[What the task requires] Transcribe all the entries word for word, but omit the images.

[Records shown]
######

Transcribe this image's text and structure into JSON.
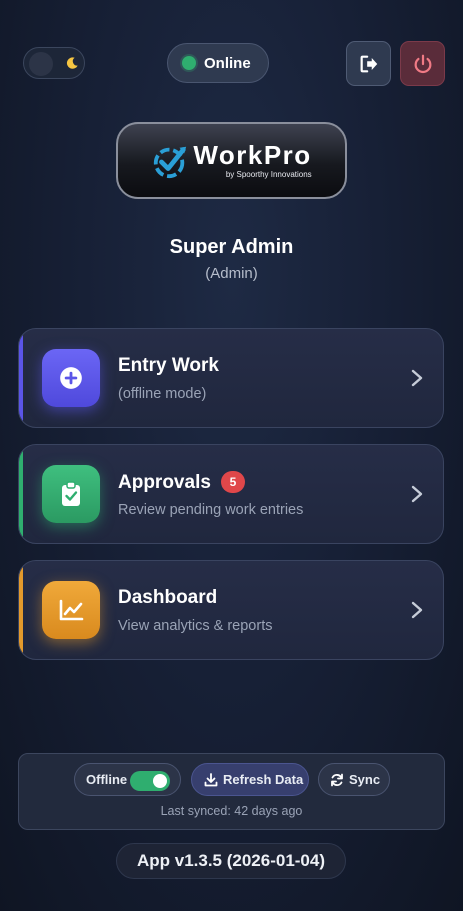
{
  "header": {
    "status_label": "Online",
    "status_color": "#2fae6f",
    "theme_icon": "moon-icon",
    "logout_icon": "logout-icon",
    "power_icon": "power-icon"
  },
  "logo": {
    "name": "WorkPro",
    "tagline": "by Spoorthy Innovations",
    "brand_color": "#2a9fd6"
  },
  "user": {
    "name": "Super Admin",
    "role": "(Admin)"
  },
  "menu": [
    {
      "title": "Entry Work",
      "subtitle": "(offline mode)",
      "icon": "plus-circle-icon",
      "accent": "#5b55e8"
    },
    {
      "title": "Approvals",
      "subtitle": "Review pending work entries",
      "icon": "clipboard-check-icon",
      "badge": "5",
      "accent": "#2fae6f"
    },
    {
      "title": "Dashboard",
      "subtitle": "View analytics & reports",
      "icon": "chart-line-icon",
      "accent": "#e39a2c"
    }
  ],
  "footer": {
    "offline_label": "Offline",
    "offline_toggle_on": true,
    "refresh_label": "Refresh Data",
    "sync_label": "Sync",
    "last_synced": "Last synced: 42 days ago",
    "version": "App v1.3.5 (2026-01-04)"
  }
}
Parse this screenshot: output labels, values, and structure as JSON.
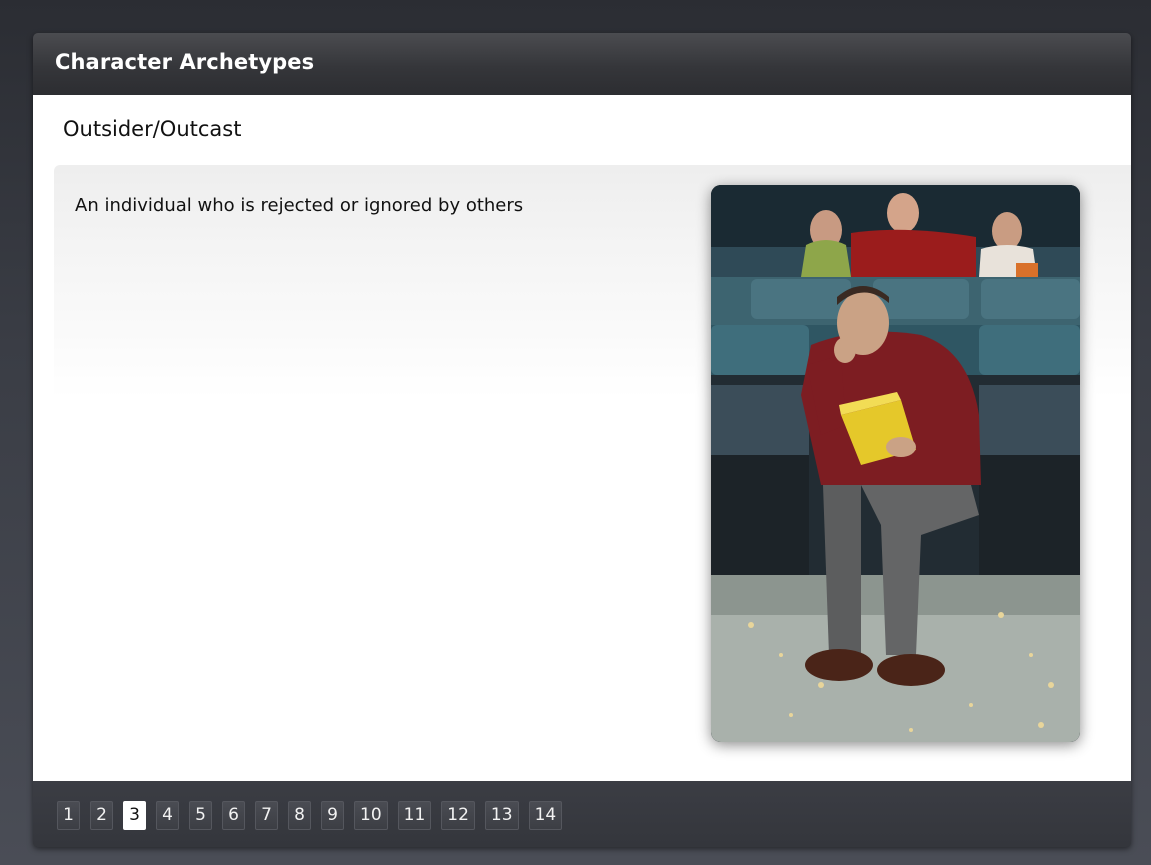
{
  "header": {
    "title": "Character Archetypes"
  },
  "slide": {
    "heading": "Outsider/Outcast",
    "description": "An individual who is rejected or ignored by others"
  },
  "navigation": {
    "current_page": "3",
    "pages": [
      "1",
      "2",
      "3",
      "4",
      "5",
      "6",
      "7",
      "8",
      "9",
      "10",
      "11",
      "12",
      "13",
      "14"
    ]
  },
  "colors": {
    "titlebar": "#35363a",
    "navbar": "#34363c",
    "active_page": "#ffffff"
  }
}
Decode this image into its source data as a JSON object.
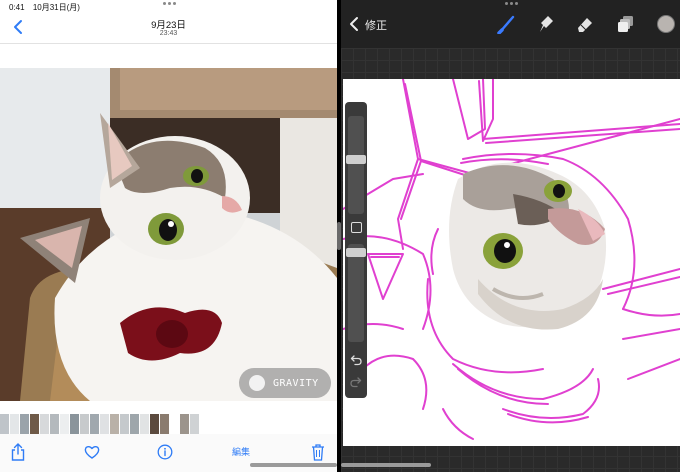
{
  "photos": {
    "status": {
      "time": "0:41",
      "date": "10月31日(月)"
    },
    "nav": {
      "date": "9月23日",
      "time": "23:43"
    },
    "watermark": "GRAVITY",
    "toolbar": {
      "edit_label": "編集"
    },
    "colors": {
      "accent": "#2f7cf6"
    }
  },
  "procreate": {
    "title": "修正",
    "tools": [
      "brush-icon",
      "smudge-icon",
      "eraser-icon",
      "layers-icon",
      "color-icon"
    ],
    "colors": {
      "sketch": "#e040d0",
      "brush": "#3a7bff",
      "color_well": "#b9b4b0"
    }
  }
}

######

[Answer below]
Transcribe this image's text and structure into JSON.
{
  "header": {
    "status_label": "Online",
    "status_color": "#2fae6f",
    "theme_icon": "moon-icon",
    "logout_icon": "logout-icon",
    "power_icon": "power-icon"
  },
  "logo": {
    "name": "WorkPro",
    "tagline": "by Spoorthy Innovations",
    "brand_color": "#2a9fd6"
  },
  "user": {
    "name": "Super Admin",
    "role": "(Admin)"
  },
  "menu": [
    {
      "title": "Entry Work",
      "subtitle": "(offline mode)",
      "icon": "plus-circle-icon",
      "accent": "#5b55e8"
    },
    {
      "title": "Approvals",
      "subtitle": "Review pending work entries",
      "icon": "clipboard-check-icon",
      "badge": "5",
      "accent": "#2fae6f"
    },
    {
      "title": "Dashboard",
      "subtitle": "View analytics & reports",
      "icon": "chart-line-icon",
      "accent": "#e39a2c"
    }
  ],
  "footer": {
    "offline_label": "Offline",
    "offline_toggle_on": true,
    "refresh_label": "Refresh Data",
    "sync_label": "Sync",
    "last_synced": "Last synced: 42 days ago",
    "version": "App v1.3.5 (2026-01-04)"
  }
}
Parse this screenshot: output labels, values, and structure as JSON.
{
  "header": {
    "title": "Character Archetypes"
  },
  "slide": {
    "heading": "Outsider/Outcast",
    "description": "An individual who is rejected or ignored by others"
  },
  "navigation": {
    "current_page": "3",
    "pages": [
      "1",
      "2",
      "3",
      "4",
      "5",
      "6",
      "7",
      "8",
      "9",
      "10",
      "11",
      "12",
      "13",
      "14"
    ]
  },
  "colors": {
    "titlebar": "#35363a",
    "navbar": "#34363c",
    "active_page": "#ffffff"
  }
}
Decode this image into its source data as a JSON object.
{
  "photos": {
    "status": {
      "time": "0:41",
      "date": "10月31日(月)"
    },
    "nav": {
      "date": "9月23日",
      "time": "23:43"
    },
    "watermark": "GRAVITY",
    "toolbar": {
      "edit_label": "編集"
    },
    "colors": {
      "accent": "#2f7cf6"
    }
  },
  "procreate": {
    "title": "修正",
    "tools": [
      "brush-icon",
      "smudge-icon",
      "eraser-icon",
      "layers-icon",
      "color-icon"
    ],
    "colors": {
      "sketch": "#e040d0",
      "brush": "#3a7bff",
      "color_well": "#b9b4b0"
    }
  }
}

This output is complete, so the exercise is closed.